▸ **Task prompt**: Without the images, write out the whole listing exactly.

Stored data
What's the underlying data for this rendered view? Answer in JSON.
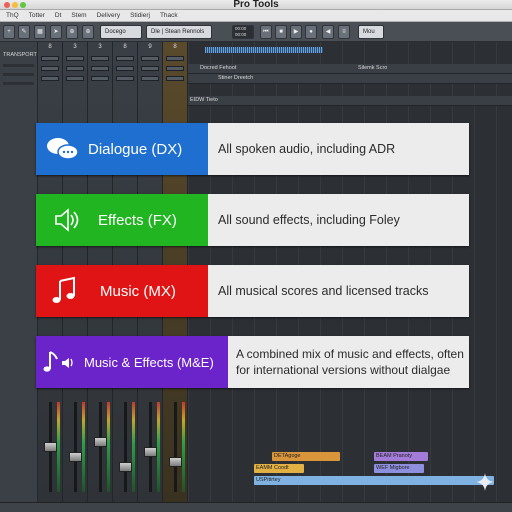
{
  "window": {
    "title": "Pro Tools"
  },
  "menu": [
    "ThQ",
    "Totter",
    "Dt",
    "Stem",
    "Delivery",
    "Stidierj",
    "Thack"
  ],
  "toolbar": {
    "field_left": "Docego",
    "field_mid": "Dle | Stean Rennols",
    "counter": "00:00\n00:00",
    "field_right": "Mou"
  },
  "left_panel": {
    "label": "TRANSPORT"
  },
  "mixer": {
    "strip_numbers": [
      "8",
      "3",
      "3",
      "8",
      "9",
      "8"
    ]
  },
  "edit": {
    "track_top_1": "Docred Fehoot",
    "track_top_2": "Stiner Dreetch",
    "track_top_3": "Silemk Scro",
    "track_top_4": "EIDW Tieto",
    "bottom_clips": [
      {
        "label": "DETAgoge",
        "color": "#d9953a"
      },
      {
        "label": "BEAM Pranoty",
        "color": "#a37bd8"
      },
      {
        "label": "EAMM Coodt",
        "color": "#e3b044"
      },
      {
        "label": "WEF Migbore",
        "color": "#8f8fe0"
      },
      {
        "label": "USPitirtey",
        "color": "#7fb1e3"
      }
    ]
  },
  "categories": [
    {
      "icon": "speech-bubbles-icon",
      "title": "Dialogue (DX)",
      "description": "All spoken audio, including ADR",
      "color": "#1f6fd1"
    },
    {
      "icon": "speaker-icon",
      "title": "Effects (FX)",
      "description": "All sound effects, including Foley",
      "color": "#22b522"
    },
    {
      "icon": "music-note-icon",
      "title": "Music (MX)",
      "description": "All musical scores and licensed tracks",
      "color": "#e01414"
    },
    {
      "icon": "music-speaker-icon",
      "title": "Music & Effects (M&E)",
      "description": "A combined mix of music and effects, often for international versions without dialgae",
      "color": "#6a24c9"
    }
  ]
}
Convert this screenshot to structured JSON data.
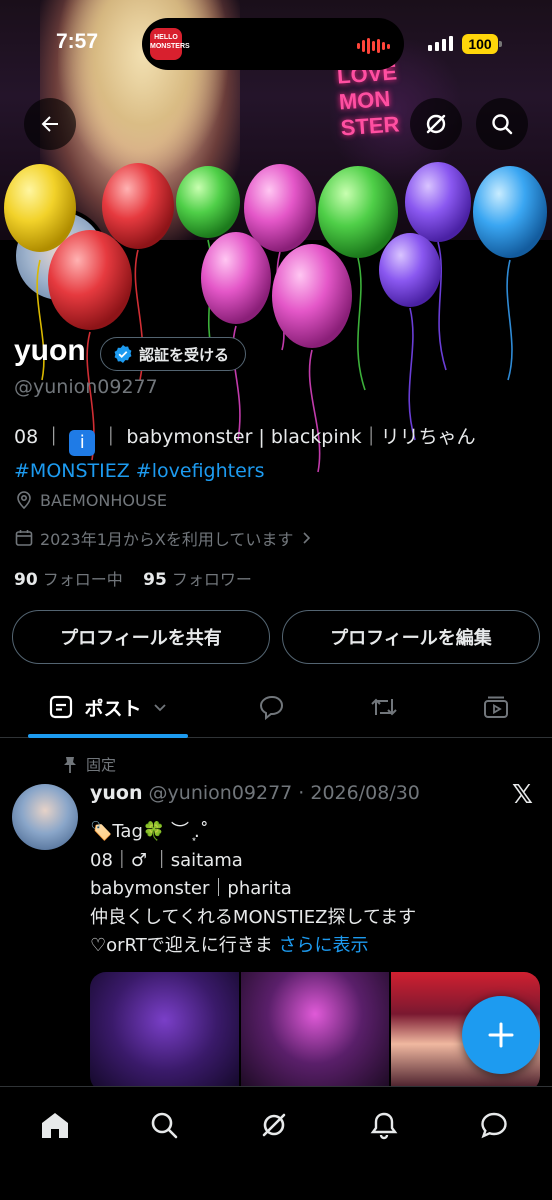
{
  "status_bar": {
    "time": "7:57",
    "battery": "100",
    "live_app_label": "HELLO MONSTERS"
  },
  "banner": {
    "sign_lines": [
      "LOVE",
      "MON",
      "STER"
    ]
  },
  "profile": {
    "name": "yuon",
    "verify_button": "認証を受ける",
    "handle": "@yunion09277",
    "bio_line1_prefix": "08 ｜",
    "bio_line1_suffix": "｜ babymonster | blackpink｜リリちゃん",
    "bio_hashtags": "#MONSTIEZ #lovefighters",
    "location": "BAEMONHOUSE",
    "joined": "2023年1月からXを利用しています",
    "following_count": "90",
    "following_label": "フォロー中",
    "followers_count": "95",
    "followers_label": "フォロワー",
    "share_button": "プロフィールを共有",
    "edit_button": "プロフィールを編集"
  },
  "tabs": {
    "posts_label": "ポスト"
  },
  "pinned_post": {
    "pinned_label": "固定",
    "author_name": "yuon",
    "author_meta": "@yunion09277 · 2026/08/30",
    "lines": [
      "🏷️Tag🍀 ︶ ͙.˚",
      "08｜♂ ｜saitama",
      "babymonster｜pharita",
      "仲良くしてくれるMONSTIEZ探してます",
      "♡orRTで迎えに行きま"
    ],
    "show_more": "さらに表示"
  },
  "colors": {
    "accent": "#1d9bf0",
    "background": "#000000",
    "muted_text": "#71767b",
    "border": "#536471"
  },
  "icons": {
    "back": "back-arrow-icon",
    "grok": "grok-icon",
    "search": "search-icon",
    "home": "home-icon",
    "notifications": "bell-icon",
    "messages": "message-icon"
  }
}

▸ **Response for this exercise**:
What's the underlying data for this rendered view? Answer in JSON.
{
  "window": {
    "title": "Pro Tools"
  },
  "menu": [
    "ThQ",
    "Totter",
    "Dt",
    "Stem",
    "Delivery",
    "Stidierj",
    "Thack"
  ],
  "toolbar": {
    "field_left": "Docego",
    "field_mid": "Dle | Stean Rennols",
    "counter": "00:00\n00:00",
    "field_right": "Mou"
  },
  "left_panel": {
    "label": "TRANSPORT"
  },
  "mixer": {
    "strip_numbers": [
      "8",
      "3",
      "3",
      "8",
      "9",
      "8"
    ]
  },
  "edit": {
    "track_top_1": "Docred Fehoot",
    "track_top_2": "Stiner Dreetch",
    "track_top_3": "Silemk Scro",
    "track_top_4": "EIDW Tieto",
    "bottom_clips": [
      {
        "label": "DETAgoge",
        "color": "#d9953a"
      },
      {
        "label": "BEAM Pranoty",
        "color": "#a37bd8"
      },
      {
        "label": "EAMM Coodt",
        "color": "#e3b044"
      },
      {
        "label": "WEF Migbore",
        "color": "#8f8fe0"
      },
      {
        "label": "USPitirtey",
        "color": "#7fb1e3"
      }
    ]
  },
  "categories": [
    {
      "icon": "speech-bubbles-icon",
      "title": "Dialogue (DX)",
      "description": "All spoken audio, including ADR",
      "color": "#1f6fd1"
    },
    {
      "icon": "speaker-icon",
      "title": "Effects (FX)",
      "description": "All sound effects, including Foley",
      "color": "#22b522"
    },
    {
      "icon": "music-note-icon",
      "title": "Music (MX)",
      "description": "All musical scores and licensed tracks",
      "color": "#e01414"
    },
    {
      "icon": "music-speaker-icon",
      "title": "Music & Effects (M&E)",
      "description": "A combined mix of music and effects, often for international versions without dialgae",
      "color": "#6a24c9"
    }
  ]
}
Convert this screenshot to structured JSON data.
{
  "status_bar": {
    "time": "7:57",
    "battery": "100",
    "live_app_label": "HELLO MONSTERS"
  },
  "banner": {
    "sign_lines": [
      "LOVE",
      "MON",
      "STER"
    ]
  },
  "profile": {
    "name": "yuon",
    "verify_button": "認証を受ける",
    "handle": "@yunion09277",
    "bio_line1_prefix": "08 ｜",
    "bio_line1_suffix": "｜ babymonster | blackpink｜リリちゃん",
    "bio_hashtags": "#MONSTIEZ #lovefighters",
    "location": "BAEMONHOUSE",
    "joined": "2023年1月からXを利用しています",
    "following_count": "90",
    "following_label": "フォロー中",
    "followers_count": "95",
    "followers_label": "フォロワー",
    "share_button": "プロフィールを共有",
    "edit_button": "プロフィールを編集"
  },
  "tabs": {
    "posts_label": "ポスト"
  },
  "pinned_post": {
    "pinned_label": "固定",
    "author_name": "yuon",
    "author_meta": "@yunion09277 · 2026/08/30",
    "lines": [
      "🏷️Tag🍀 ︶ ͙.˚",
      "08｜♂ ｜saitama",
      "babymonster｜pharita",
      "仲良くしてくれるMONSTIEZ探してます",
      "♡orRTで迎えに行きま"
    ],
    "show_more": "さらに表示"
  },
  "colors": {
    "accent": "#1d9bf0",
    "background": "#000000",
    "muted_text": "#71767b",
    "border": "#536471"
  },
  "icons": {
    "back": "back-arrow-icon",
    "grok": "grok-icon",
    "search": "search-icon",
    "home": "home-icon",
    "notifications": "bell-icon",
    "messages": "message-icon"
  }
}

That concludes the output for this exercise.